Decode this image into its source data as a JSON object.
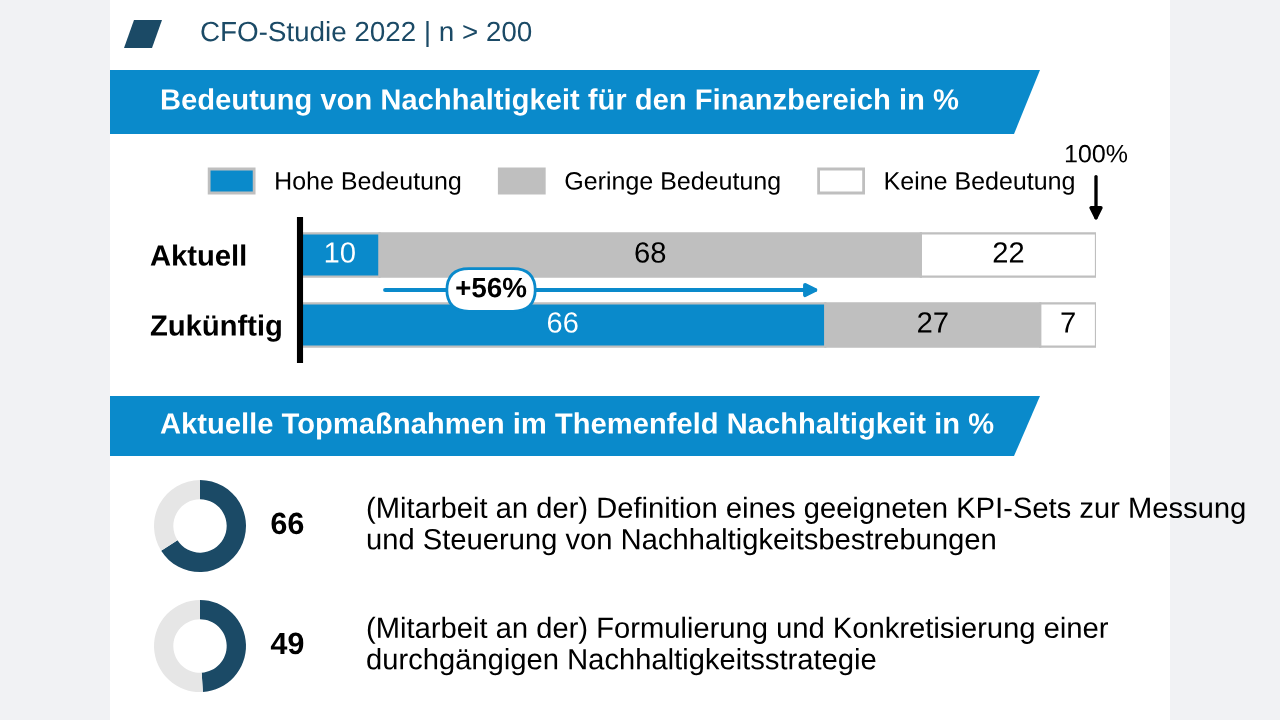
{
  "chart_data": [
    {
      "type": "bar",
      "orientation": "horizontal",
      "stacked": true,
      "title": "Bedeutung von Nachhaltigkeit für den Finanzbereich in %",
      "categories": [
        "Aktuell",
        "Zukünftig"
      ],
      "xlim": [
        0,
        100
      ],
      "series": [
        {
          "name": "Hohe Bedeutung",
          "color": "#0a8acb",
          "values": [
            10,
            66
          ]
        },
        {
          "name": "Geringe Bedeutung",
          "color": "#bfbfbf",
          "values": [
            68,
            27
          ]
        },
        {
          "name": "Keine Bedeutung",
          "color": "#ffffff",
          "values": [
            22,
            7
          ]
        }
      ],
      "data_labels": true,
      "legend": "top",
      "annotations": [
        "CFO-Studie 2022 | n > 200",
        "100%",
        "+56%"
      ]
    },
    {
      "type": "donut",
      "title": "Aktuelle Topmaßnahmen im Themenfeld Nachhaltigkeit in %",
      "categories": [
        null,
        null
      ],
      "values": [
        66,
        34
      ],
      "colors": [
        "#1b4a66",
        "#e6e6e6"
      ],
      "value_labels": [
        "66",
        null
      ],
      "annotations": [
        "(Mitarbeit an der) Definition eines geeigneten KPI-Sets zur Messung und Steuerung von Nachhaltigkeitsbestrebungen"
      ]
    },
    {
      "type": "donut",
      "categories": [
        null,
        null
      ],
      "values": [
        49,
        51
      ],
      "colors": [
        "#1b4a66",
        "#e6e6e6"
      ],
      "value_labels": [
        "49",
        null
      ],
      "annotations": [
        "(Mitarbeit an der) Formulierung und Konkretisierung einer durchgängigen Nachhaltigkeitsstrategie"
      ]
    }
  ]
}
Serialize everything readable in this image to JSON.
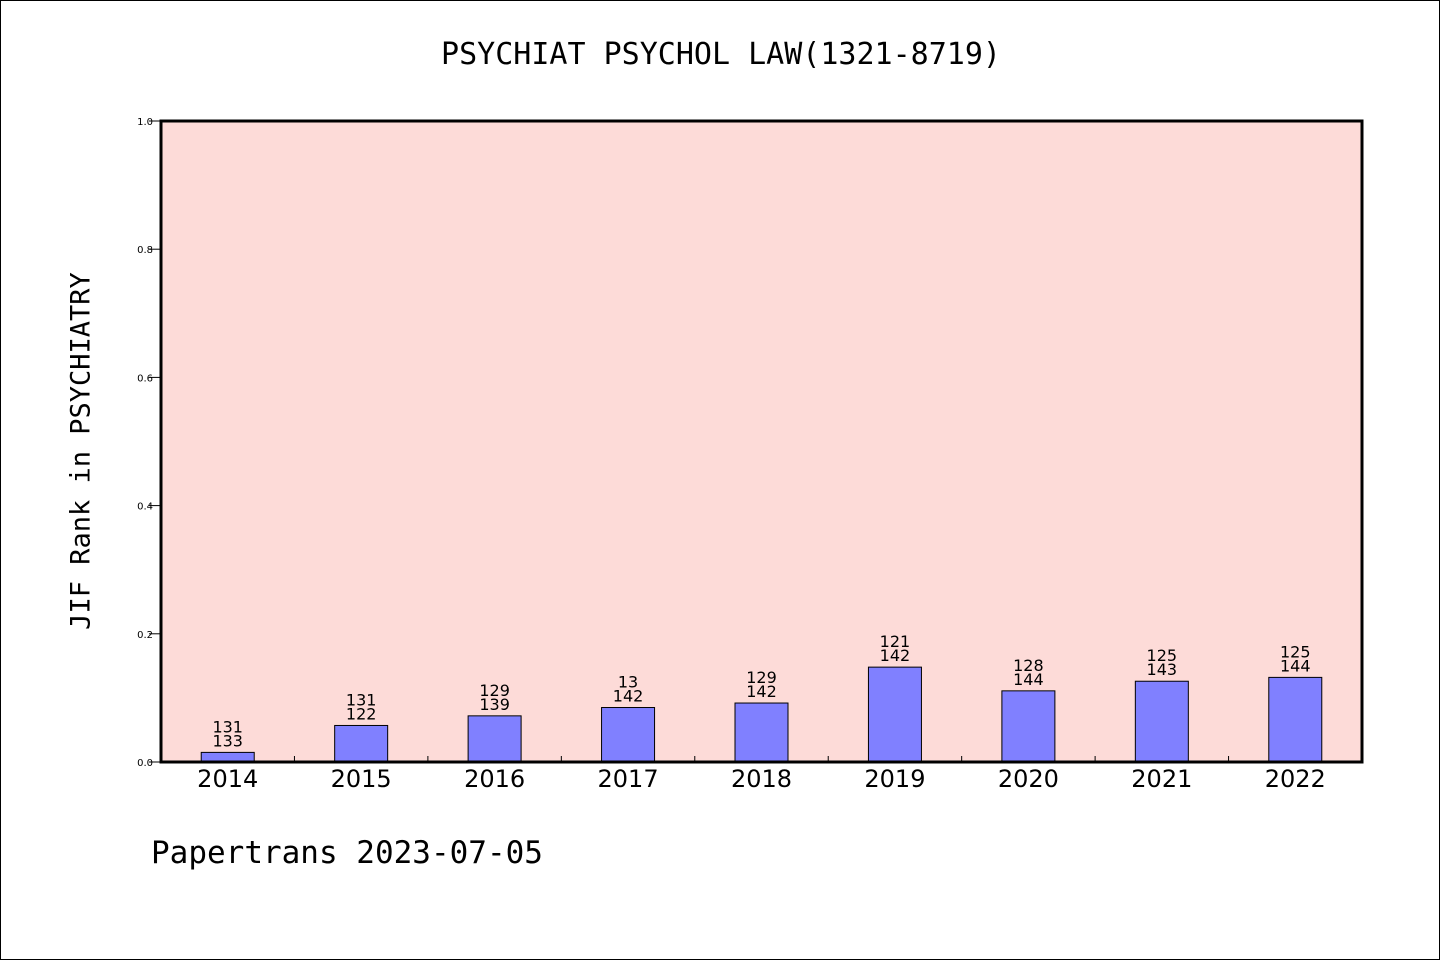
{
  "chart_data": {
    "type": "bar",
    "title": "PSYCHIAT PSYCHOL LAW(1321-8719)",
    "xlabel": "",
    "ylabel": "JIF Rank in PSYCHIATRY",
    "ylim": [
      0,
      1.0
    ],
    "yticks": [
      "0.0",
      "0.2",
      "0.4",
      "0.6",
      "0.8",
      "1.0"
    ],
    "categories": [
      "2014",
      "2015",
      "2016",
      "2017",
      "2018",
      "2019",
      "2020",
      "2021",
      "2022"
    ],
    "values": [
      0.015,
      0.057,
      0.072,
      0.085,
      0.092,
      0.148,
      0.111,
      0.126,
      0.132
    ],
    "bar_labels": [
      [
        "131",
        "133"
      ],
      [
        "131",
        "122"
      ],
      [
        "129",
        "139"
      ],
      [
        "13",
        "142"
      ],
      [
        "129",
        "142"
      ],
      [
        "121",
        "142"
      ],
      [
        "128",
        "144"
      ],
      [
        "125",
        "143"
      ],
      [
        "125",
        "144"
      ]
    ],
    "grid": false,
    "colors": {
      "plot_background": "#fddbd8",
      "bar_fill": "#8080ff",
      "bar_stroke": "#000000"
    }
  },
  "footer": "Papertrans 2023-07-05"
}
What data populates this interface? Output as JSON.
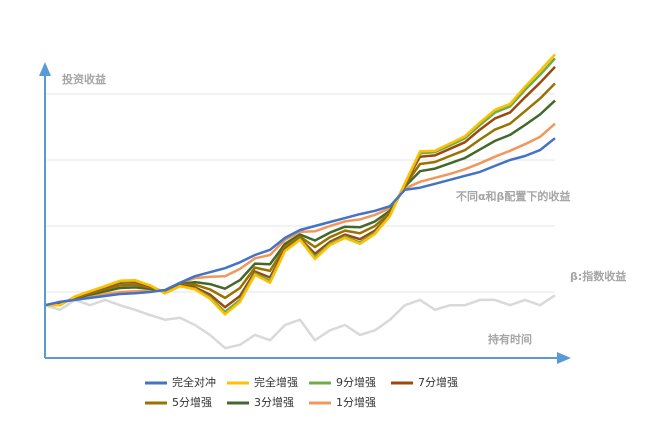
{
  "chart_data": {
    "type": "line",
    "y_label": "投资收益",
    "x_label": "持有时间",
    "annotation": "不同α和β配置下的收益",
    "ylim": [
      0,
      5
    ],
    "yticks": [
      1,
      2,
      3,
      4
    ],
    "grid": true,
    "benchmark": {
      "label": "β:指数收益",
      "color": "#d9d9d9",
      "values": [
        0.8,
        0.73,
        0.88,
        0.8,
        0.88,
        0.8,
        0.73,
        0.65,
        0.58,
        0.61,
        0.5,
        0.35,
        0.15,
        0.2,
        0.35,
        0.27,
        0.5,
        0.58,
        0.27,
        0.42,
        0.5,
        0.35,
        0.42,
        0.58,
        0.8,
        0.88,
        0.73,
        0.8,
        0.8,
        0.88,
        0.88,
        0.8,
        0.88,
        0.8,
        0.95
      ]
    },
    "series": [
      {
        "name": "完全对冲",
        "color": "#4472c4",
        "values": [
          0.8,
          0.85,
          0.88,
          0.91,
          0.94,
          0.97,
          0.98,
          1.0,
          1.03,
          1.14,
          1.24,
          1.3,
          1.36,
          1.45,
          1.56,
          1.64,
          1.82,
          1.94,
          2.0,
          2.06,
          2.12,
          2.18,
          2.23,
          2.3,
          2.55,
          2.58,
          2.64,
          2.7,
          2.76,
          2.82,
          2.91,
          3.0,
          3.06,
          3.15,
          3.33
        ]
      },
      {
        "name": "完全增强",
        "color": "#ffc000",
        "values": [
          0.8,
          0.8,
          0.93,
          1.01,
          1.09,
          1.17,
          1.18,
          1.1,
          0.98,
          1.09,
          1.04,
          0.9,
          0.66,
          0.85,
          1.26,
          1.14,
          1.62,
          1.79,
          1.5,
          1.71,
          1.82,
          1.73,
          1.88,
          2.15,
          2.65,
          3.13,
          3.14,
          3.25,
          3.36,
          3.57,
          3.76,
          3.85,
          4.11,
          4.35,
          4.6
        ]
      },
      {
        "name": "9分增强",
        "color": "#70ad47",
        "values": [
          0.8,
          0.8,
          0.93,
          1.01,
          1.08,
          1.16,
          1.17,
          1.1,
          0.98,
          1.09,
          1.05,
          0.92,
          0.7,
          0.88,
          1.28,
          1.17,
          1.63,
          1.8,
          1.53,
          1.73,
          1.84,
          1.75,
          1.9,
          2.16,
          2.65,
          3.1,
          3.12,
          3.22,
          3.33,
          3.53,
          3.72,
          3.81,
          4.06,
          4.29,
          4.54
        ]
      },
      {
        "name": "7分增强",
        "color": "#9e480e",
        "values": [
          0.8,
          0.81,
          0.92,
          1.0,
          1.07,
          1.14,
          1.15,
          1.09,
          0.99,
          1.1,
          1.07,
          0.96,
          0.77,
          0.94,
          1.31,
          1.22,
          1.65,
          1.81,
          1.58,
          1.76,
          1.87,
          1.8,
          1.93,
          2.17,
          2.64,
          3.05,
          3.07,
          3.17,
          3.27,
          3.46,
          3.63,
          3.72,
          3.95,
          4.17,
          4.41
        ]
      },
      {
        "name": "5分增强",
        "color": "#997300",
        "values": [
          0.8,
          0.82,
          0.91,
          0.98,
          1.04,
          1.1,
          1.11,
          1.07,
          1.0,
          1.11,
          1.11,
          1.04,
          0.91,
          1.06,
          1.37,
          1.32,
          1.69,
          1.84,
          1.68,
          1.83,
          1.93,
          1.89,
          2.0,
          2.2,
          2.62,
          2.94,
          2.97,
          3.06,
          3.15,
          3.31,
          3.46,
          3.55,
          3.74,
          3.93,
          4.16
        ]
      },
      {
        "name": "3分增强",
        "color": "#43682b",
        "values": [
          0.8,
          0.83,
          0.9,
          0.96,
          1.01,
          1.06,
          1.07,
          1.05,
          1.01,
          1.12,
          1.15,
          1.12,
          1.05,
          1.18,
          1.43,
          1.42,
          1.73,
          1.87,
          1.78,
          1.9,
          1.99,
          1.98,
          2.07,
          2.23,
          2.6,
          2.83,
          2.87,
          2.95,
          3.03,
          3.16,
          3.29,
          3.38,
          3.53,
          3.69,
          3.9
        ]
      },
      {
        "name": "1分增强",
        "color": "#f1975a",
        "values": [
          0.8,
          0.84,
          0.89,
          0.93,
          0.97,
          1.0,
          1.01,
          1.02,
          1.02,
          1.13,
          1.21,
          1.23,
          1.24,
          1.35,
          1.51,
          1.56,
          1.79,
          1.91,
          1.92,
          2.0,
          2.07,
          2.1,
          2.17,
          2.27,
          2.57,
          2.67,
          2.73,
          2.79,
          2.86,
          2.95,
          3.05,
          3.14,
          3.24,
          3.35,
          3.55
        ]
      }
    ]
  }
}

** Exercise aim **
Select and copy every line of the listing with the word "type".

** Correct response **
      "type": "bar",
      "type": "donut",
      "type": "donut",
    "type": "bar",
    "type": "line",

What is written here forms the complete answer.